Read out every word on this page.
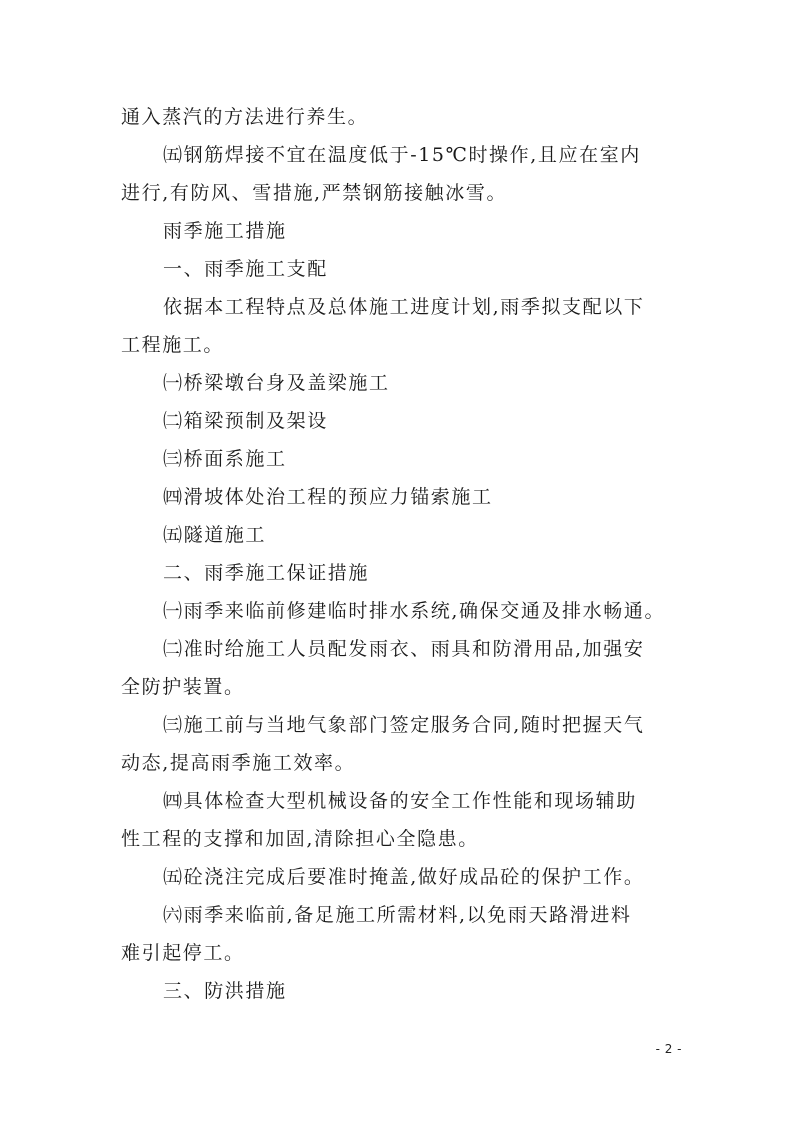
通入蒸汽的方法进行养生。
㈤钢筋焊接不宜在温度低于-15℃时操作,且应在室内
进行,有防风、雪措施,严禁钢筋接触冰雪。
雨季施工措施
一、雨季施工支配
依据本工程特点及总体施工进度计划,雨季拟支配以下
工程施工。
㈠桥梁墩台身及盖梁施工
㈡箱梁预制及架设
㈢桥面系施工
㈣滑坡体处治工程的预应力锚索施工
㈤隧道施工
二、雨季施工保证措施
㈠雨季来临前修建临时排水系统,确保交通及排水畅通。
㈡准时给施工人员配发雨衣、雨具和防滑用品,加强安
全防护装置。
㈢施工前与当地气象部门签定服务合同,随时把握天气
动态,提高雨季施工效率。
㈣具体检查大型机械设备的安全工作性能和现场辅助
性工程的支撑和加固,清除担心全隐患。
㈤砼浇注完成后要准时掩盖,做好成品砼的保护工作。
㈥雨季来临前,备足施工所需材料,以免雨天路滑进料
难引起停工。
三、防洪措施
- 2 -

◆ Given problem
Each record above must be returned exactly as written, with its pictures omitted.

◆ Written answer
Read out every word on this page.
通入蒸汽的方法进行养生。
㈤钢筋焊接不宜在温度低于-15℃时操作,且应在室内
进行,有防风、雪措施,严禁钢筋接触冰雪。
雨季施工措施
一、雨季施工支配
依据本工程特点及总体施工进度计划,雨季拟支配以下
工程施工。
㈠桥梁墩台身及盖梁施工
㈡箱梁预制及架设
㈢桥面系施工
㈣滑坡体处治工程的预应力锚索施工
㈤隧道施工
二、雨季施工保证措施
㈠雨季来临前修建临时排水系统,确保交通及排水畅通。
㈡准时给施工人员配发雨衣、雨具和防滑用品,加强安
全防护装置。
㈢施工前与当地气象部门签定服务合同,随时把握天气
动态,提高雨季施工效率。
㈣具体检查大型机械设备的安全工作性能和现场辅助
性工程的支撑和加固,清除担心全隐患。
㈤砼浇注完成后要准时掩盖,做好成品砼的保护工作。
㈥雨季来临前,备足施工所需材料,以免雨天路滑进料
难引起停工。
三、防洪措施
- 2 -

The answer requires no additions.